» **PROBLEM STATEMENT**
Every entry here needs to be repeated exactly.

↓

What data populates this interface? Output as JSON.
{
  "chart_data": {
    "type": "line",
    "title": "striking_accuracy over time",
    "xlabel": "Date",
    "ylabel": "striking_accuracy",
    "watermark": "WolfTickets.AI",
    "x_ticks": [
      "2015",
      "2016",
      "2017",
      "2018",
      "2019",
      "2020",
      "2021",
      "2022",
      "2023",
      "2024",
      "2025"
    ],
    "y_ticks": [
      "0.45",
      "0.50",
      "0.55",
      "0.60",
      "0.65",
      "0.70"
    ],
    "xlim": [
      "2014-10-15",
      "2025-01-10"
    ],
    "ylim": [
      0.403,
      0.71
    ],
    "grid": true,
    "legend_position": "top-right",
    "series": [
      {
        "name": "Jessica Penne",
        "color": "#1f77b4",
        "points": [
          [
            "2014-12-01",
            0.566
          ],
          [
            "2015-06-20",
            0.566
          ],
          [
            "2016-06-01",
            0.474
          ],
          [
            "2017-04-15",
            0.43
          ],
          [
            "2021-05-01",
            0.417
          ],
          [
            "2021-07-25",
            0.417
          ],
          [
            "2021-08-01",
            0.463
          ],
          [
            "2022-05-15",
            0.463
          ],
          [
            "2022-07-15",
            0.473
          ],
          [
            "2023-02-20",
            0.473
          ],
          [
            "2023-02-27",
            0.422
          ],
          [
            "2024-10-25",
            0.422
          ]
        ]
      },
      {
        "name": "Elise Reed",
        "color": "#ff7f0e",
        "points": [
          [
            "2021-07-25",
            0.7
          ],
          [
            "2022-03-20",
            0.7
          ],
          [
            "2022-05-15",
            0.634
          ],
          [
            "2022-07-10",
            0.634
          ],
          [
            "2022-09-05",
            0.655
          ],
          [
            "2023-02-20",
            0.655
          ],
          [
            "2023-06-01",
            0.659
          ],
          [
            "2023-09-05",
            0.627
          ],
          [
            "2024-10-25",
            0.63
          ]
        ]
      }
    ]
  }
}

↑

» **TASK ANSWER**
What data populates this interface? Output as JSON.
{
  "chart_data": {
    "type": "line",
    "title": "striking_accuracy over time",
    "xlabel": "Date",
    "ylabel": "striking_accuracy",
    "watermark": "WolfTickets.AI",
    "x_ticks": [
      "2015",
      "2016",
      "2017",
      "2018",
      "2019",
      "2020",
      "2021",
      "2022",
      "2023",
      "2024",
      "2025"
    ],
    "y_ticks": [
      "0.45",
      "0.50",
      "0.55",
      "0.60",
      "0.65",
      "0.70"
    ],
    "xlim": [
      "2014-10-15",
      "2025-01-10"
    ],
    "ylim": [
      0.403,
      0.71
    ],
    "grid": true,
    "legend_position": "top-right",
    "series": [
      {
        "name": "Jessica Penne",
        "color": "#1f77b4",
        "points": [
          [
            "2014-12-01",
            0.566
          ],
          [
            "2015-06-20",
            0.566
          ],
          [
            "2016-06-01",
            0.474
          ],
          [
            "2017-04-15",
            0.43
          ],
          [
            "2021-05-01",
            0.417
          ],
          [
            "2021-07-25",
            0.417
          ],
          [
            "2021-08-01",
            0.463
          ],
          [
            "2022-05-15",
            0.463
          ],
          [
            "2022-07-15",
            0.473
          ],
          [
            "2023-02-20",
            0.473
          ],
          [
            "2023-02-27",
            0.422
          ],
          [
            "2024-10-25",
            0.422
          ]
        ]
      },
      {
        "name": "Elise Reed",
        "color": "#ff7f0e",
        "points": [
          [
            "2021-07-25",
            0.7
          ],
          [
            "2022-03-20",
            0.7
          ],
          [
            "2022-05-15",
            0.634
          ],
          [
            "2022-07-10",
            0.634
          ],
          [
            "2022-09-05",
            0.655
          ],
          [
            "2023-02-20",
            0.655
          ],
          [
            "2023-06-01",
            0.659
          ],
          [
            "2023-09-05",
            0.627
          ],
          [
            "2024-10-25",
            0.63
          ]
        ]
      }
    ]
  }
}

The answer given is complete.